— Start —

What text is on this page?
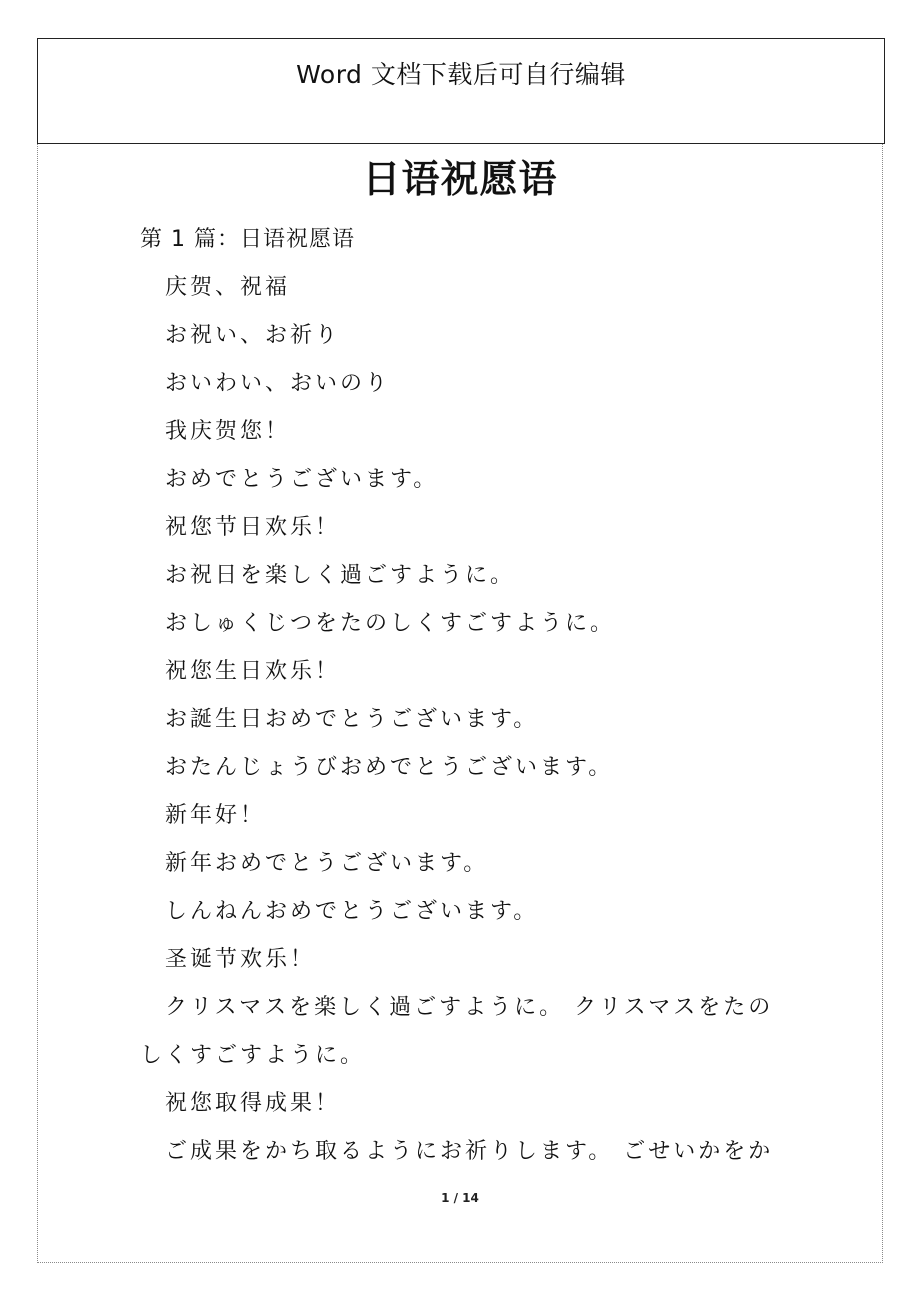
Word 文档下载后可自行编辑
日语祝愿语
第 1 篇：日语祝愿语
庆贺、祝福
お祝い、お祈り
おいわい、おいのり
我庆贺您！
おめでとうございます。
祝您节日欢乐！
お祝日を楽しく過ごすように。
おしゅくじつをたのしくすごすように。
祝您生日欢乐！
お誕生日おめでとうございます。
おたんじょうびおめでとうございます。
新年好！
新年おめでとうございます。
しんねんおめでとうございます。
圣诞节欢乐！
クリスマスを楽しく過ごすように。 クリスマスをたの
しくすごすように。
祝您取得成果！
ご成果をかち取るようにお祈りします。 ごせいかをか
1 / 14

— End —

Transcribe the material as is, with images omitted.

What text is on this page?
Word 文档下载后可自行编辑
日语祝愿语
第 1 篇：日语祝愿语
庆贺、祝福
お祝い、お祈り
おいわい、おいのり
我庆贺您！
おめでとうございます。
祝您节日欢乐！
お祝日を楽しく過ごすように。
おしゅくじつをたのしくすごすように。
祝您生日欢乐！
お誕生日おめでとうございます。
おたんじょうびおめでとうございます。
新年好！
新年おめでとうございます。
しんねんおめでとうございます。
圣诞节欢乐！
クリスマスを楽しく過ごすように。 クリスマスをたの
しくすごすように。
祝您取得成果！
ご成果をかち取るようにお祈りします。 ごせいかをか
1 / 14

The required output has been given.